(Stored items from a collection)
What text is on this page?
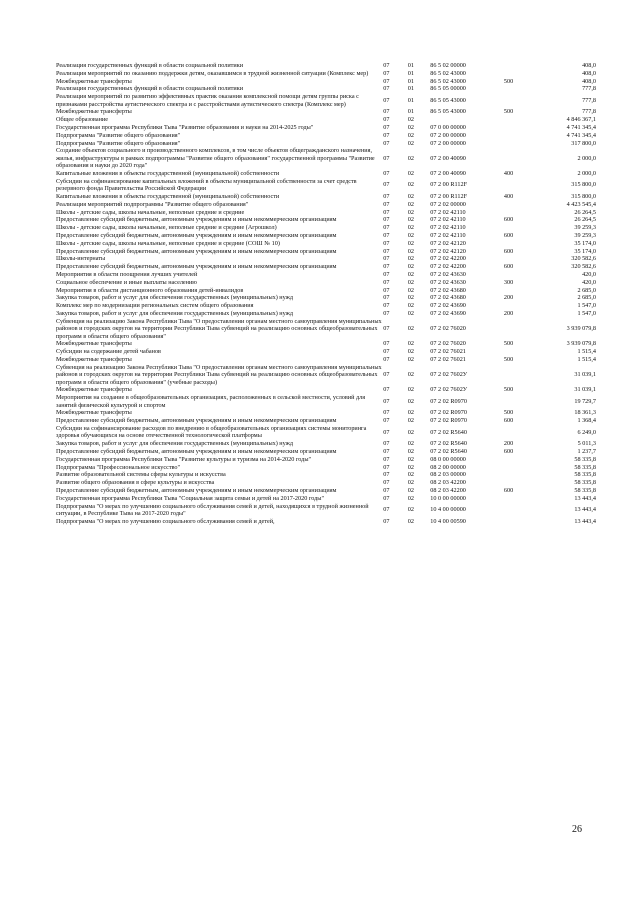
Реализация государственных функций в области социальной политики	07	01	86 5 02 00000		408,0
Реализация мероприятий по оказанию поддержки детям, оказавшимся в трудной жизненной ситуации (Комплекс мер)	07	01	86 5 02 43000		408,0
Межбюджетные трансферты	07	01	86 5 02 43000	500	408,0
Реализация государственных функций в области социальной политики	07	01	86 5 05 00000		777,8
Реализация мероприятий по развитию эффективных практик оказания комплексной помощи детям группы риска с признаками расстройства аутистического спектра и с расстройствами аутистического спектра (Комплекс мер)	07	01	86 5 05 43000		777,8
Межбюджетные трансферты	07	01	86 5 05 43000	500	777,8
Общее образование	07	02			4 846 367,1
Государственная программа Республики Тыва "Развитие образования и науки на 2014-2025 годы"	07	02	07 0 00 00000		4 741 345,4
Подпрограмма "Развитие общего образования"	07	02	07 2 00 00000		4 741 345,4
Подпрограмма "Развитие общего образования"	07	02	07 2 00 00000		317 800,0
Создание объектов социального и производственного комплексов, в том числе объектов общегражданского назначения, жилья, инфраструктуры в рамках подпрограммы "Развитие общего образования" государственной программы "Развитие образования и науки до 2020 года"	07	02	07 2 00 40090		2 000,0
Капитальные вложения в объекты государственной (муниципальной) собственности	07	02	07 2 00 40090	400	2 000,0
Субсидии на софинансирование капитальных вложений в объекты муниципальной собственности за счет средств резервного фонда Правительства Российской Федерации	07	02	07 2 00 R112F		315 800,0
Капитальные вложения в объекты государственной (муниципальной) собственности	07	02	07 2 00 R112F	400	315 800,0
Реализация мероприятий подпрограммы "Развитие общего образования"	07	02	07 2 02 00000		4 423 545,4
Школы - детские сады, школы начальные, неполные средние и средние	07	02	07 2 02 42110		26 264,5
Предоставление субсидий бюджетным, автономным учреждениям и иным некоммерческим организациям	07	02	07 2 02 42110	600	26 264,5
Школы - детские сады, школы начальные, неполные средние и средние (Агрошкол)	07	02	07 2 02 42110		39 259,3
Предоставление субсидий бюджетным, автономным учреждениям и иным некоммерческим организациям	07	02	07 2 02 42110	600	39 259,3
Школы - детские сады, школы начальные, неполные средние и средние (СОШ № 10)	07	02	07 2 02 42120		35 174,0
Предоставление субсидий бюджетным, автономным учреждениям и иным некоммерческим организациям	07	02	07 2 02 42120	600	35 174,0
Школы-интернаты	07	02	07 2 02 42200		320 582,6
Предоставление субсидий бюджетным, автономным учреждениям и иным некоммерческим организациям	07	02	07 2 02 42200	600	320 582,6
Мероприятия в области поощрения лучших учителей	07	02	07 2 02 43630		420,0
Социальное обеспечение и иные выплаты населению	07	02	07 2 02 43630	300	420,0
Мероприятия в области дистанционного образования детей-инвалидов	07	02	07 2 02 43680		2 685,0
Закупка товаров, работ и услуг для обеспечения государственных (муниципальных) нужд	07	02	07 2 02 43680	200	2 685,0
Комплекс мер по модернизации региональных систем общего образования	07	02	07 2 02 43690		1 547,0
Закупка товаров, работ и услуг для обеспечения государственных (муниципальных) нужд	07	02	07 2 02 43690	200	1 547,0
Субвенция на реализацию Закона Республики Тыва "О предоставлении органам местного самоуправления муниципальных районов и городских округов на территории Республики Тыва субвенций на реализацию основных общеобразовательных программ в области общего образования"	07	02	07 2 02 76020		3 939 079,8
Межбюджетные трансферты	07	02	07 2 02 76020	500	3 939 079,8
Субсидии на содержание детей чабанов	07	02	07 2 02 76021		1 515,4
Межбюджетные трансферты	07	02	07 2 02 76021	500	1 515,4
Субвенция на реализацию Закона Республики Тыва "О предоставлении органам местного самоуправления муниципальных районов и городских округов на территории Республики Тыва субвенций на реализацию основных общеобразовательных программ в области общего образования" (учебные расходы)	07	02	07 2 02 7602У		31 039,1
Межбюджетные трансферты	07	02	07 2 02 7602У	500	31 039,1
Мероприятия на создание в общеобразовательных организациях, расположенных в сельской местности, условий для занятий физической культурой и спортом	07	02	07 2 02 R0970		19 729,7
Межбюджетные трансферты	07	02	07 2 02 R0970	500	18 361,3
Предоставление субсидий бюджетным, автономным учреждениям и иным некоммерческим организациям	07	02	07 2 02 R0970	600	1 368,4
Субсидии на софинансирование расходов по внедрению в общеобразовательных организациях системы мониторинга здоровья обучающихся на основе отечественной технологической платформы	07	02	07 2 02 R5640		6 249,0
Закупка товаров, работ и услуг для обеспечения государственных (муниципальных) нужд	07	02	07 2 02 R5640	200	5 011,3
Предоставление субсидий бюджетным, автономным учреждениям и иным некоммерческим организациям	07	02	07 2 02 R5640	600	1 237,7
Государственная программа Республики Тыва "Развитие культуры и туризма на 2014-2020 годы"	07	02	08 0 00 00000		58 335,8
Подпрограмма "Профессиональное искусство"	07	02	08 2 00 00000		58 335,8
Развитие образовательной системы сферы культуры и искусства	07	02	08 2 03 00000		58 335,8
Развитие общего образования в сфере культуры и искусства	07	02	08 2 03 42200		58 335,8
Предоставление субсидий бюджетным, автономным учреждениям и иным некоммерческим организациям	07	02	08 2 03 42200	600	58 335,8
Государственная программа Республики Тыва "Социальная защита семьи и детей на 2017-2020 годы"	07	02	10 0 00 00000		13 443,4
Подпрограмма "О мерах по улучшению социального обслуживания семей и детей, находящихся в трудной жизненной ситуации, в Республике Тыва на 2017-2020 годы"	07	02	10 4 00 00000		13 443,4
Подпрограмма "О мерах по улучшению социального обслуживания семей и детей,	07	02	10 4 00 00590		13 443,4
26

### TASK GOAL:
Pictures are excluded; repeat every record exactly.

### EXERCISE RESPONSE:
What text is on this page?
Реализация государственных функций в области социальной политики	07	01	86 5 02 00000		408,0
Реализация мероприятий по оказанию поддержки детям, оказавшимся в трудной жизненной ситуации (Комплекс мер)	07	01	86 5 02 43000		408,0
Межбюджетные трансферты	07	01	86 5 02 43000	500	408,0
Реализация государственных функций в области социальной политики	07	01	86 5 05 00000		777,8
Реализация мероприятий по развитию эффективных практик оказания комплексной помощи детям группы риска с признаками расстройства аутистического спектра и с расстройствами аутистического спектра (Комплекс мер)	07	01	86 5 05 43000		777,8
Межбюджетные трансферты	07	01	86 5 05 43000	500	777,8
Общее образование	07	02			4 846 367,1
Государственная программа Республики Тыва "Развитие образования и науки на 2014-2025 годы"	07	02	07 0 00 00000		4 741 345,4
Подпрограмма "Развитие общего образования"	07	02	07 2 00 00000		4 741 345,4
Подпрограмма "Развитие общего образования"	07	02	07 2 00 00000		317 800,0
Создание объектов социального и производственного комплексов, в том числе объектов общегражданского назначения, жилья, инфраструктуры в рамках подпрограммы "Развитие общего образования" государственной программы "Развитие образования и науки до 2020 года"	07	02	07 2 00 40090		2 000,0
Капитальные вложения в объекты государственной (муниципальной) собственности	07	02	07 2 00 40090	400	2 000,0
Субсидии на софинансирование капитальных вложений в объекты муниципальной собственности за счет средств резервного фонда Правительства Российской Федерации	07	02	07 2 00 R112F		315 800,0
Капитальные вложения в объекты государственной (муниципальной) собственности	07	02	07 2 00 R112F	400	315 800,0
Реализация мероприятий подпрограммы "Развитие общего образования"	07	02	07 2 02 00000		4 423 545,4
Школы - детские сады, школы начальные, неполные средние и средние	07	02	07 2 02 42110		26 264,5
Предоставление субсидий бюджетным, автономным учреждениям и иным некоммерческим организациям	07	02	07 2 02 42110	600	26 264,5
Школы - детские сады, школы начальные, неполные средние и средние (Агрошкол)	07	02	07 2 02 42110		39 259,3
Предоставление субсидий бюджетным, автономным учреждениям и иным некоммерческим организациям	07	02	07 2 02 42110	600	39 259,3
Школы - детские сады, школы начальные, неполные средние и средние (СОШ № 10)	07	02	07 2 02 42120		35 174,0
Предоставление субсидий бюджетным, автономным учреждениям и иным некоммерческим организациям	07	02	07 2 02 42120	600	35 174,0
Школы-интернаты	07	02	07 2 02 42200		320 582,6
Предоставление субсидий бюджетным, автономным учреждениям и иным некоммерческим организациям	07	02	07 2 02 42200	600	320 582,6
Мероприятия в области поощрения лучших учителей	07	02	07 2 02 43630		420,0
Социальное обеспечение и иные выплаты населению	07	02	07 2 02 43630	300	420,0
Мероприятия в области дистанционного образования детей-инвалидов	07	02	07 2 02 43680		2 685,0
Закупка товаров, работ и услуг для обеспечения государственных (муниципальных) нужд	07	02	07 2 02 43680	200	2 685,0
Комплекс мер по модернизации региональных систем общего образования	07	02	07 2 02 43690		1 547,0
Закупка товаров, работ и услуг для обеспечения государственных (муниципальных) нужд	07	02	07 2 02 43690	200	1 547,0
Субвенция на реализацию Закона Республики Тыва "О предоставлении органам местного самоуправления муниципальных районов и городских округов на территории Республики Тыва субвенций на реализацию основных общеобразовательных программ в области общего образования"	07	02	07 2 02 76020		3 939 079,8
Межбюджетные трансферты	07	02	07 2 02 76020	500	3 939 079,8
Субсидии на содержание детей чабанов	07	02	07 2 02 76021		1 515,4
Межбюджетные трансферты	07	02	07 2 02 76021	500	1 515,4
Субвенция на реализацию Закона Республики Тыва "О предоставлении органам местного самоуправления муниципальных районов и городских округов на территории Республики Тыва субвенций на реализацию основных общеобразовательных программ в области общего образования" (учебные расходы)	07	02	07 2 02 7602У		31 039,1
Межбюджетные трансферты	07	02	07 2 02 7602У	500	31 039,1
Мероприятия на создание в общеобразовательных организациях, расположенных в сельской местности, условий для занятий физической культурой и спортом	07	02	07 2 02 R0970		19 729,7
Межбюджетные трансферты	07	02	07 2 02 R0970	500	18 361,3
Предоставление субсидий бюджетным, автономным учреждениям и иным некоммерческим организациям	07	02	07 2 02 R0970	600	1 368,4
Субсидии на софинансирование расходов по внедрению в общеобразовательных организациях системы мониторинга здоровья обучающихся на основе отечественной технологической платформы	07	02	07 2 02 R5640		6 249,0
Закупка товаров, работ и услуг для обеспечения государственных (муниципальных) нужд	07	02	07 2 02 R5640	200	5 011,3
Предоставление субсидий бюджетным, автономным учреждениям и иным некоммерческим организациям	07	02	07 2 02 R5640	600	1 237,7
Государственная программа Республики Тыва "Развитие культуры и туризма на 2014-2020 годы"	07	02	08 0 00 00000		58 335,8
Подпрограмма "Профессиональное искусство"	07	02	08 2 00 00000		58 335,8
Развитие образовательной системы сферы культуры и искусства	07	02	08 2 03 00000		58 335,8
Развитие общего образования в сфере культуры и искусства	07	02	08 2 03 42200		58 335,8
Предоставление субсидий бюджетным, автономным учреждениям и иным некоммерческим организациям	07	02	08 2 03 42200	600	58 335,8
Государственная программа Республики Тыва "Социальная защита семьи и детей на 2017-2020 годы"	07	02	10 0 00 00000		13 443,4
Подпрограмма "О мерах по улучшению социального обслуживания семей и детей, находящихся в трудной жизненной ситуации, в Республике Тыва на 2017-2020 годы"	07	02	10 4 00 00000		13 443,4
Подпрограмма "О мерах по улучшению социального обслуживания семей и детей,	07	02	10 4 00 00590		13 443,4
26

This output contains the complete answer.